- _Goal_
Find how many lines in the data below include the word "DMIs", then write only that number.

Stored records:
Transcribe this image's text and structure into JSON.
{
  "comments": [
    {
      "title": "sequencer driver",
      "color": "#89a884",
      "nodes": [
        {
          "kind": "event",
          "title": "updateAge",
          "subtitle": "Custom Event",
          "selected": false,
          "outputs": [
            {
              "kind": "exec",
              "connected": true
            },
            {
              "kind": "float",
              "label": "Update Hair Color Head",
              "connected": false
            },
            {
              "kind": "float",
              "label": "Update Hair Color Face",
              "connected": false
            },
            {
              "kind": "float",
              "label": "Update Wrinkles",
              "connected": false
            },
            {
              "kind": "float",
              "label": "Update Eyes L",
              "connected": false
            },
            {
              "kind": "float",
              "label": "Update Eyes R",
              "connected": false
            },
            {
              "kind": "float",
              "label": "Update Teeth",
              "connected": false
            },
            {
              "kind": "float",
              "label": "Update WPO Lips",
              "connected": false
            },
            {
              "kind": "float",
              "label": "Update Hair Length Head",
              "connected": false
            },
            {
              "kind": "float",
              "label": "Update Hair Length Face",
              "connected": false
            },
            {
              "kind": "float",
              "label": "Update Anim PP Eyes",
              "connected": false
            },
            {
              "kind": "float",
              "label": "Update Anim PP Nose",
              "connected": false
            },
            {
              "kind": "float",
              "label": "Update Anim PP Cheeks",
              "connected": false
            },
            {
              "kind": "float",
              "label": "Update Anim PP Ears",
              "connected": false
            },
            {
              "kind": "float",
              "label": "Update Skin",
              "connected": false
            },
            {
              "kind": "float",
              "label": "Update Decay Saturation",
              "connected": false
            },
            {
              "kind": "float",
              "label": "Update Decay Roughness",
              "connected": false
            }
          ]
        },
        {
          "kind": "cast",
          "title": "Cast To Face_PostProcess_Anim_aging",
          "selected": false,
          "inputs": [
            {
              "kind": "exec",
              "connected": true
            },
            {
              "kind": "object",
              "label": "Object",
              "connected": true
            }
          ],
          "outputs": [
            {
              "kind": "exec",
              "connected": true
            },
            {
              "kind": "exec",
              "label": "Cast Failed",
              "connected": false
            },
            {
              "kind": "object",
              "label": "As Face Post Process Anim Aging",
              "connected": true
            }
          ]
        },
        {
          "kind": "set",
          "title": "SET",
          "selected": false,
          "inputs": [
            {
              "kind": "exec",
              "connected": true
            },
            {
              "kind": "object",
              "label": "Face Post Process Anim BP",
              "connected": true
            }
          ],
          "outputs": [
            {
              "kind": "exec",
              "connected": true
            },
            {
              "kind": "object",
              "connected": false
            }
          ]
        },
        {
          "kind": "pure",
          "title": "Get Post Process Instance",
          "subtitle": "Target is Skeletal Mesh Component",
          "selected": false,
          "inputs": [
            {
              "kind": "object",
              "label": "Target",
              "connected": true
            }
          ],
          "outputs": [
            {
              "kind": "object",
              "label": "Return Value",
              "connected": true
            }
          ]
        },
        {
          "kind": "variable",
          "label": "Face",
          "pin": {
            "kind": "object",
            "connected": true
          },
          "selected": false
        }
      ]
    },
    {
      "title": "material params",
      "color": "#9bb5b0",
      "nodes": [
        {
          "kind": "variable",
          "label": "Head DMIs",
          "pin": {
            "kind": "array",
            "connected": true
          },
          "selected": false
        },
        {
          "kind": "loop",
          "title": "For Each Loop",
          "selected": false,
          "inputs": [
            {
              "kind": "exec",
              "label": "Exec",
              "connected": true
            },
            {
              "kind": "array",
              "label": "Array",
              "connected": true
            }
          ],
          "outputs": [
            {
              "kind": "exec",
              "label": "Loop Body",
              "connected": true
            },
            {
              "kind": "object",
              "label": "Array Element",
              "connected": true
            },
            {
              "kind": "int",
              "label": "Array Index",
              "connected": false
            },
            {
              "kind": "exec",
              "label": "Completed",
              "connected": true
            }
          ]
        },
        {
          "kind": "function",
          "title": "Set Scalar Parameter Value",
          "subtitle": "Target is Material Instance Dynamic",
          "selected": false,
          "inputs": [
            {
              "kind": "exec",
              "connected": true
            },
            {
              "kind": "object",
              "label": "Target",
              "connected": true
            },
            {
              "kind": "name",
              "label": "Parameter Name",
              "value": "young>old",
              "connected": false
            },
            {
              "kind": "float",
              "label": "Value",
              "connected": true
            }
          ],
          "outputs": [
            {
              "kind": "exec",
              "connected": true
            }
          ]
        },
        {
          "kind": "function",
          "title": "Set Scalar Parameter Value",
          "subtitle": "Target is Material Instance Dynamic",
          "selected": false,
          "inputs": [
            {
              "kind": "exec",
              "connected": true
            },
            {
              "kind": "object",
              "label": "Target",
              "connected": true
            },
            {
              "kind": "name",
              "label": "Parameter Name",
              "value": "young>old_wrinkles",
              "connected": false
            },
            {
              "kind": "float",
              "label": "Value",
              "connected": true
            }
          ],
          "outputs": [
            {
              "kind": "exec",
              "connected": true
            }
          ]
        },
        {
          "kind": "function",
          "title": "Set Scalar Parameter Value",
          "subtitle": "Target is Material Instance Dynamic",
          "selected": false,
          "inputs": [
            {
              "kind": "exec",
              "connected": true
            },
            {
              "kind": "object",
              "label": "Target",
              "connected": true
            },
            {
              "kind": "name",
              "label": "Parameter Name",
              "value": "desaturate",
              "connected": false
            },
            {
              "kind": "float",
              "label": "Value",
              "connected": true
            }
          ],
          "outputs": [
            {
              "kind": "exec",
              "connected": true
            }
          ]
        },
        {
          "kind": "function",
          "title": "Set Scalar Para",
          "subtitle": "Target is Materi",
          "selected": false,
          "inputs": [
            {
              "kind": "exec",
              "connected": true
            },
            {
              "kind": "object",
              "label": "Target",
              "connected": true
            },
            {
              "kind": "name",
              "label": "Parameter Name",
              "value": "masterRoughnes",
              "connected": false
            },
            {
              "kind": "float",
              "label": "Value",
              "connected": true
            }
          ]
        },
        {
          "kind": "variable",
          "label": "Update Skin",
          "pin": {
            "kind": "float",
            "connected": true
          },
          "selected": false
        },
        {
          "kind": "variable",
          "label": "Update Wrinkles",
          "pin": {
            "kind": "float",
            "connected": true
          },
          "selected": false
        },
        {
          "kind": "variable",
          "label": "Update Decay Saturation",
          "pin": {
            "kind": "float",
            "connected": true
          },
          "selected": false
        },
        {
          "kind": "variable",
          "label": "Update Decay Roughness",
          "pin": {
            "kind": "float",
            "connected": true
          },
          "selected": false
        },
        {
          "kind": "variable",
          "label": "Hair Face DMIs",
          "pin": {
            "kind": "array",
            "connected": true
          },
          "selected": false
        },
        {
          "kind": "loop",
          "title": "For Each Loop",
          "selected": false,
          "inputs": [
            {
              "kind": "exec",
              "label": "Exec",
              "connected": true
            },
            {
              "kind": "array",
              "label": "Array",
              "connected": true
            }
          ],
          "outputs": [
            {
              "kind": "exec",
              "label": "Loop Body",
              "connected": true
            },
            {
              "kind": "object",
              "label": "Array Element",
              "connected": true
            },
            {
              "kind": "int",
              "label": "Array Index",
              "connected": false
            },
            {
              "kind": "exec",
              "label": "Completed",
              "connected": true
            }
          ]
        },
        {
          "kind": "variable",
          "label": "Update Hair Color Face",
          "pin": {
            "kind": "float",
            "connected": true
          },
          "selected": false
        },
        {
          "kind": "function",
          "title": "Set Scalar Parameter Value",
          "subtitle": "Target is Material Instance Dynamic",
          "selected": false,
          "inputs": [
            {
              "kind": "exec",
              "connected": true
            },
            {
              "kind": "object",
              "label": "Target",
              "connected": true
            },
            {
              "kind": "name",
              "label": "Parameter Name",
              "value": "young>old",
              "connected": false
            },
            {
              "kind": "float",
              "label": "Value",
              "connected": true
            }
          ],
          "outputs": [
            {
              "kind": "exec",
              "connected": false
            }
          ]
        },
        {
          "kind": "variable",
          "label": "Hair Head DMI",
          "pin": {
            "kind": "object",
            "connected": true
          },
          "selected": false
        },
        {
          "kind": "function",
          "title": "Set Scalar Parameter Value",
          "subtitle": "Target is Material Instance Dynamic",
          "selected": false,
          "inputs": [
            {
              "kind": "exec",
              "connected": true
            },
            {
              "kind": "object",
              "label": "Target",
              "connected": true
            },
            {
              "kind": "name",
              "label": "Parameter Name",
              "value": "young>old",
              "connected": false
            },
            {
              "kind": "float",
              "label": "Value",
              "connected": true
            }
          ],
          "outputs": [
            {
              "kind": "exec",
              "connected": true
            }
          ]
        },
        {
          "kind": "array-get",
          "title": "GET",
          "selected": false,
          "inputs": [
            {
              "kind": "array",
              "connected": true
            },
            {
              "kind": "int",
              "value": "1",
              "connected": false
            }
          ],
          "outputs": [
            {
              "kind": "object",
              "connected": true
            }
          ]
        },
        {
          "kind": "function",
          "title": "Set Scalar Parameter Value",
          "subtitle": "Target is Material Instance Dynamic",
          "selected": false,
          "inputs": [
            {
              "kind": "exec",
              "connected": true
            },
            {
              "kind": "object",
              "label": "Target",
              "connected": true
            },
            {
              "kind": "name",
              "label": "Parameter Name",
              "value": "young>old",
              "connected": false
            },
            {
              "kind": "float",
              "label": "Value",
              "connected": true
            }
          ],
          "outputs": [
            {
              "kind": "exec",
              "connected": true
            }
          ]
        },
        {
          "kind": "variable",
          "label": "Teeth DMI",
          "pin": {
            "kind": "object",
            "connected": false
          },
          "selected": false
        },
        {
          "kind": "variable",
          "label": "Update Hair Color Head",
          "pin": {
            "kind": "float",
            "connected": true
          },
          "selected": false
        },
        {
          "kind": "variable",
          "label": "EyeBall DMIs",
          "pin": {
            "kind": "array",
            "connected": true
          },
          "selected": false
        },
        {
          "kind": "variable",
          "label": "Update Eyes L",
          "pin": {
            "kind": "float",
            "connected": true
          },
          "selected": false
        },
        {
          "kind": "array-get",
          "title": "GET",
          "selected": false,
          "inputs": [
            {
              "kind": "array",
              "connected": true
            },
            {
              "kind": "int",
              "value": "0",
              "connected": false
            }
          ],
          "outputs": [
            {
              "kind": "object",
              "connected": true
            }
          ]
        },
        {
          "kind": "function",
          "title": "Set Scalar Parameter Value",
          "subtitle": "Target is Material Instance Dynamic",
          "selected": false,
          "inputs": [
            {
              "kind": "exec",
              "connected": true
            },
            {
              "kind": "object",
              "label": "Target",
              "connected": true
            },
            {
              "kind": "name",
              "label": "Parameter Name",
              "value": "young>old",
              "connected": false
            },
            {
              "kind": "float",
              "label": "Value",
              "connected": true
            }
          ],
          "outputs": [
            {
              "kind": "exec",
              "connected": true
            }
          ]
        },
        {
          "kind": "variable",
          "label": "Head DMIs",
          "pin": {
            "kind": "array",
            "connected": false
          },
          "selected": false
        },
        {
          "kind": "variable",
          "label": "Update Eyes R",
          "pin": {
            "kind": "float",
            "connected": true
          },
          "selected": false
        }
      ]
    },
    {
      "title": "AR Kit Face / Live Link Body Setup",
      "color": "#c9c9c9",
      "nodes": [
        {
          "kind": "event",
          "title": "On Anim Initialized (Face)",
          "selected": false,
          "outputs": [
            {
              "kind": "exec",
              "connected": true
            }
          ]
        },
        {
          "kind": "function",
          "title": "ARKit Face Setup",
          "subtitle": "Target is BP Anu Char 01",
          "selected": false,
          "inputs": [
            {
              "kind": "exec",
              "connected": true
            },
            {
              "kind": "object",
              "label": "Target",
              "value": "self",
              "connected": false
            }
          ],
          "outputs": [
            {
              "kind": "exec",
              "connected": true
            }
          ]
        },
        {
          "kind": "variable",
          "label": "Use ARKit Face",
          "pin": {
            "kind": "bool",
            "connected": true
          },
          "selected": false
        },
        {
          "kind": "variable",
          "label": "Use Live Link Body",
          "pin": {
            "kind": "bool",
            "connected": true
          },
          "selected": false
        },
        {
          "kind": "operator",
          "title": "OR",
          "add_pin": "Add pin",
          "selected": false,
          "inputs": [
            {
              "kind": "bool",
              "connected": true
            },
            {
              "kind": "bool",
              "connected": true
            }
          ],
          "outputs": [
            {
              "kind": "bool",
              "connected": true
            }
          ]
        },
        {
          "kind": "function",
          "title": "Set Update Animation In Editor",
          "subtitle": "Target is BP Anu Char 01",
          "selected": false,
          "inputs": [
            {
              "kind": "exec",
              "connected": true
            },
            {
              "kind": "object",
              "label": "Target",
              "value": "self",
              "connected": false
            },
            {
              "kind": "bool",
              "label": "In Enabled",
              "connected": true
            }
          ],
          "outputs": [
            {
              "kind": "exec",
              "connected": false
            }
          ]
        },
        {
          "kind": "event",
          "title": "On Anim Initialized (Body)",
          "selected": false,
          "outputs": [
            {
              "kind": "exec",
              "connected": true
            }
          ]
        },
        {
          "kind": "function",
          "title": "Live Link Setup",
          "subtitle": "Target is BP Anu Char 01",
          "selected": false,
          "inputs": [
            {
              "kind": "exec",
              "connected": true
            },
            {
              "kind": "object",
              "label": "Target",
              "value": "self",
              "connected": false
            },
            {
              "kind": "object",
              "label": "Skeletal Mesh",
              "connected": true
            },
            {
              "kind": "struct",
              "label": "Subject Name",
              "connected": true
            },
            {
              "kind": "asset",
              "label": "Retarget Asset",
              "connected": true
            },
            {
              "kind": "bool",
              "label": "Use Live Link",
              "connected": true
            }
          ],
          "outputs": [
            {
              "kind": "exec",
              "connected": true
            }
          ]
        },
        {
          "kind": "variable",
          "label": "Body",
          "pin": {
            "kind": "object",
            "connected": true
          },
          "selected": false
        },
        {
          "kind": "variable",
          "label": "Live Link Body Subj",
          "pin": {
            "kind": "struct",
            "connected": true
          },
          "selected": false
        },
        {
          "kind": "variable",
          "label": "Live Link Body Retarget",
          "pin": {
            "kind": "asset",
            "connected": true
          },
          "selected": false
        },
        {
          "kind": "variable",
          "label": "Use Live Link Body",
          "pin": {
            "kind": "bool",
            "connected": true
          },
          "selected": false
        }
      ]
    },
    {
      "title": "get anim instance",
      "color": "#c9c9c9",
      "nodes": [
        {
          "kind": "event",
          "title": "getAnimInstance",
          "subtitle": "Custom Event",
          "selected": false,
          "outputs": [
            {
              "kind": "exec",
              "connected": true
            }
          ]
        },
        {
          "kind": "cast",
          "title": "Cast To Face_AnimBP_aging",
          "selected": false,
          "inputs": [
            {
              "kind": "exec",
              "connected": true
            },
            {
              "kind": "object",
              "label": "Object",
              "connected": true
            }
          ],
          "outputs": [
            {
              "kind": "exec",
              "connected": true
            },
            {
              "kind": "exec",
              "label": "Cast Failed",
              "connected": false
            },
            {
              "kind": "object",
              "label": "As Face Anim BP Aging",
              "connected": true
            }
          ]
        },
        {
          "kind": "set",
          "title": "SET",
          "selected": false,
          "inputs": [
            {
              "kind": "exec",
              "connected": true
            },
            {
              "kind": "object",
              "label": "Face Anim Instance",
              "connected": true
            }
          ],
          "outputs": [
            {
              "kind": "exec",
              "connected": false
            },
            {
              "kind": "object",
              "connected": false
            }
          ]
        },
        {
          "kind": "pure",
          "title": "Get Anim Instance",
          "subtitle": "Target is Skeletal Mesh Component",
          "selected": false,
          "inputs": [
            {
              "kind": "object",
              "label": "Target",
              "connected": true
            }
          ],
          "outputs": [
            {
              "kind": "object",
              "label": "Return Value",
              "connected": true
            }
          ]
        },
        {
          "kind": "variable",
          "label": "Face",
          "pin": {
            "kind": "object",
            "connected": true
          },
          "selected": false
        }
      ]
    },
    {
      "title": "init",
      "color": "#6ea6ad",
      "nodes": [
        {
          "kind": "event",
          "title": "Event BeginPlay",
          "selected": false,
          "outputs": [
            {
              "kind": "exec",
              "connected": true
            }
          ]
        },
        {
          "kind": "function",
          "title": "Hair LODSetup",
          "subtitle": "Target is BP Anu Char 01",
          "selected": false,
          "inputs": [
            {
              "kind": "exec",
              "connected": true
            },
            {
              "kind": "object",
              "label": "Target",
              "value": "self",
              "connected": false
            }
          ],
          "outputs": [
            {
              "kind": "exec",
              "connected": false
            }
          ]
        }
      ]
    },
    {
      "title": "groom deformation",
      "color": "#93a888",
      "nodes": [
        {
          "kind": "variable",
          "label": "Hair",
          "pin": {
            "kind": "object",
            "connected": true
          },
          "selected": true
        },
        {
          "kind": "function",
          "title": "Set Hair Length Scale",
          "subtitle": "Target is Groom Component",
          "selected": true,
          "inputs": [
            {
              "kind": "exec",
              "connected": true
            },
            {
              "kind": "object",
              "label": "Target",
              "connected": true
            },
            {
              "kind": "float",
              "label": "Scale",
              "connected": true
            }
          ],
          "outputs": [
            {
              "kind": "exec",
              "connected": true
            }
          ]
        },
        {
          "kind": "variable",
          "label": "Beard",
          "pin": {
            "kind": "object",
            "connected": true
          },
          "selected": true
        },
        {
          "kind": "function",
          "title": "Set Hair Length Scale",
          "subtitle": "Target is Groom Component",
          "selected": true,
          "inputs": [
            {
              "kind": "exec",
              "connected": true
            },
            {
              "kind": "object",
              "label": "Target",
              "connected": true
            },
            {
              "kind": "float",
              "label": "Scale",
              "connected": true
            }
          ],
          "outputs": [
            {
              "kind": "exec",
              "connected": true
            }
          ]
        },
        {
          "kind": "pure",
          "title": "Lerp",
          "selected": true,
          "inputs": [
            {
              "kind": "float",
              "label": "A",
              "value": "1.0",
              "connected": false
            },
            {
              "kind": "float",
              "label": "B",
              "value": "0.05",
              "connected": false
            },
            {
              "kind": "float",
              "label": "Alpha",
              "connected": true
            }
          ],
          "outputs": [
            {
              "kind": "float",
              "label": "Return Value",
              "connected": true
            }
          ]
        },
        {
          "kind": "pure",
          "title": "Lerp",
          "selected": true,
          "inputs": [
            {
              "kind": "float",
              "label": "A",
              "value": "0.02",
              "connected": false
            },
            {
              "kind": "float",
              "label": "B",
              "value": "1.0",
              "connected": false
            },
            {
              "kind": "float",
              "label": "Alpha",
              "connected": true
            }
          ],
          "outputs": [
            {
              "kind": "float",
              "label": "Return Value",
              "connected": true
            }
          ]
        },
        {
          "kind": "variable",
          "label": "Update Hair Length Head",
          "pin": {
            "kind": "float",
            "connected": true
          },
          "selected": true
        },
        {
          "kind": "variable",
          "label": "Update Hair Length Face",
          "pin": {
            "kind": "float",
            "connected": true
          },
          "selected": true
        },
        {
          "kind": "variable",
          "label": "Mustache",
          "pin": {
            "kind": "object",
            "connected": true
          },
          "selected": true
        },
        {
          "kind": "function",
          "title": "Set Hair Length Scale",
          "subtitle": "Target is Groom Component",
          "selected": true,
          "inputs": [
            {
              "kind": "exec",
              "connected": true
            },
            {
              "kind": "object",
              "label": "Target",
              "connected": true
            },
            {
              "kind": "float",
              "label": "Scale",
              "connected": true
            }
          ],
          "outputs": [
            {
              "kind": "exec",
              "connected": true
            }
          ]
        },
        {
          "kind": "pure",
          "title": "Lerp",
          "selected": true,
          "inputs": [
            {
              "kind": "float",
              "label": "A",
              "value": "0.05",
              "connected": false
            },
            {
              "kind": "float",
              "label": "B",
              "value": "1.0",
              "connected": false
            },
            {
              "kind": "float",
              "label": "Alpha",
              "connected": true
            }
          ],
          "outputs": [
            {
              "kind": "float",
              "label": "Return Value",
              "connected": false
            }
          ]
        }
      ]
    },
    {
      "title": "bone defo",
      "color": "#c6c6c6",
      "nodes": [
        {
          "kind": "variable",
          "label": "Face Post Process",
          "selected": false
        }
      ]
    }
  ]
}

- _Answer_
4